LLM05:2025 Improper Output Handling — Prevention and Mitigation Strategies

"Treat the model as any other user, adopting a zero-trust approach, and apply proper input validation on responses coming from the model to backend functions."

Supports: Establishes the zero-trust principle that LLM outputs must be validated before downstream use, the foundational rationale for inserting an independent moderation pass between generator and consumer.

Does not prove: LLM05 is primarily about injection and encoding hygiene (XSS, SQL injection) on output, not about classifying harmful or misleading content. Does not name a separate moderation model or moderation API as the control mechanism.

Reference 3
Version 2025 · published 2024

OWASP LLM Top 10 v2025 — LLM09: Misinformation

LLM09:2025 Misinformation — Prevention and Mitigation Strategies (items 4 and 7)

"Implement tools and processes to automatically validate key outputs, especially output from high-stakes environments. Design APIs and user interfaces that encourage responsible use of LLMs, such as integrating content filters, clearly labeling AI-generated content and informing users on limitations."

Supports: Names automatic output validation and content filters as recommended controls specifically targeting misinformation risk — the closest upstream prescription for an independent moderation pass before output reaches users.

Does not prove: Does not specify that the validator must be a separate model or moderation API. "Content filters" is used in a UI-design context (labelling), not exclusively as a pre-emission gate. Does not define which content categories trigger filtering.

Reference 4
v1.1 · published December 2025

OWASP Agentic AI — Threats & Mitigations v1.1

§T15 Human Manipulation — Mitigation column

"Monitor agent behavior to ensure it aligns with its defined role and expected actions. Restrict tool access to minimize the attack surface, limit the agent's ability to print links, implement validation mechanisms to detect and filter manipulated responses using guardrails, moderation APIs, or another model."

**Record excerpts**
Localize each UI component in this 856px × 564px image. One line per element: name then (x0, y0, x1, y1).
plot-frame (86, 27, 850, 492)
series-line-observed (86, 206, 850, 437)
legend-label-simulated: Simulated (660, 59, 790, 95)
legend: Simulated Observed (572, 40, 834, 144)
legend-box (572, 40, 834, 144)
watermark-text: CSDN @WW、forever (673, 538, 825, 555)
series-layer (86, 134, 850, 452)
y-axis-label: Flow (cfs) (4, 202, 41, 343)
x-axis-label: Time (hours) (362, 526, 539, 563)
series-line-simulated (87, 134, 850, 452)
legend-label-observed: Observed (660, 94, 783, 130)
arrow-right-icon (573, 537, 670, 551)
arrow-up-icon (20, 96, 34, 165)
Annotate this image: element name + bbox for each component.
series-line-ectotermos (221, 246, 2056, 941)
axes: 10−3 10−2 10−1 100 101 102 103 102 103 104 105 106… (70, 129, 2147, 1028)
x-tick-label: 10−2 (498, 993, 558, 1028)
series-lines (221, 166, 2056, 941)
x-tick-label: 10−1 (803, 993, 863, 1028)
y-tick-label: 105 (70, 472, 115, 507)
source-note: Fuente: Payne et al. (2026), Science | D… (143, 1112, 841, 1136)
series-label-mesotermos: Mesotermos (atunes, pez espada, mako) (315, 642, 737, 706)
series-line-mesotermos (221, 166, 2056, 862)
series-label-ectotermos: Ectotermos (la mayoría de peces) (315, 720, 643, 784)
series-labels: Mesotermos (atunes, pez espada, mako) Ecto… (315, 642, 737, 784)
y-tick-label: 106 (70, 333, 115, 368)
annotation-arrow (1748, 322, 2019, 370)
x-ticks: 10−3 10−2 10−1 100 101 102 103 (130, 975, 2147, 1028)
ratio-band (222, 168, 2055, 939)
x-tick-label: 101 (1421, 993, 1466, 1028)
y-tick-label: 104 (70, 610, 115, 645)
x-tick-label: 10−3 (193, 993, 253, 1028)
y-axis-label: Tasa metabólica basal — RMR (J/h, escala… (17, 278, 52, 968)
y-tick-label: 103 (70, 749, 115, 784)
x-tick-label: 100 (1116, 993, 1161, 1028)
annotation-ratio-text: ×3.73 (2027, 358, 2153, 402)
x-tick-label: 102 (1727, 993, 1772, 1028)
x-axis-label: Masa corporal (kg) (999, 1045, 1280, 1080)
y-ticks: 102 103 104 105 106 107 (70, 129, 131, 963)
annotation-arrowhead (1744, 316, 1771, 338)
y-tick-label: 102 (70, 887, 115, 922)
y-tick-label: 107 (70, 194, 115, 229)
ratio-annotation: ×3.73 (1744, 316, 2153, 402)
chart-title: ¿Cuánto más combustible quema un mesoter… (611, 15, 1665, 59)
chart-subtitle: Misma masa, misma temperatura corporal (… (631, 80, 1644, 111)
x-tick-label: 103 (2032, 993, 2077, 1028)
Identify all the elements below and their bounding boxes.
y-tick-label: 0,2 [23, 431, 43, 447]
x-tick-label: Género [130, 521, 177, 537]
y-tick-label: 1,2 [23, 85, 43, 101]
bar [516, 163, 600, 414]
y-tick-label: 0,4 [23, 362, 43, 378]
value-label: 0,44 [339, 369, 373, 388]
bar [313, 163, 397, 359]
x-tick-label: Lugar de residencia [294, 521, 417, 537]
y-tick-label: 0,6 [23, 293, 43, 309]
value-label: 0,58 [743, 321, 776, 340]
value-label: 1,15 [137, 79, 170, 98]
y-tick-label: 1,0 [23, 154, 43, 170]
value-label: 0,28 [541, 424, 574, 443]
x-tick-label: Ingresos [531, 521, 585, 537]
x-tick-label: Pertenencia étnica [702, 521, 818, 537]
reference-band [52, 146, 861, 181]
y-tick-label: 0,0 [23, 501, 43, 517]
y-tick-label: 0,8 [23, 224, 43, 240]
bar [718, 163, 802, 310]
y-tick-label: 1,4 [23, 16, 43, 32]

**Work to be completed**
Translate this sentence from the excerpt on OWASP guidance for LLM outputs into Spanish: "Implement tools and processes to automatically validate key outputs, especially output from high-stakes environments."

**Response area**
Implemente herramientas y procesos para validar automáticamente los resultados clave, especialmente los resultados procedentes de entornos de alto riesgo.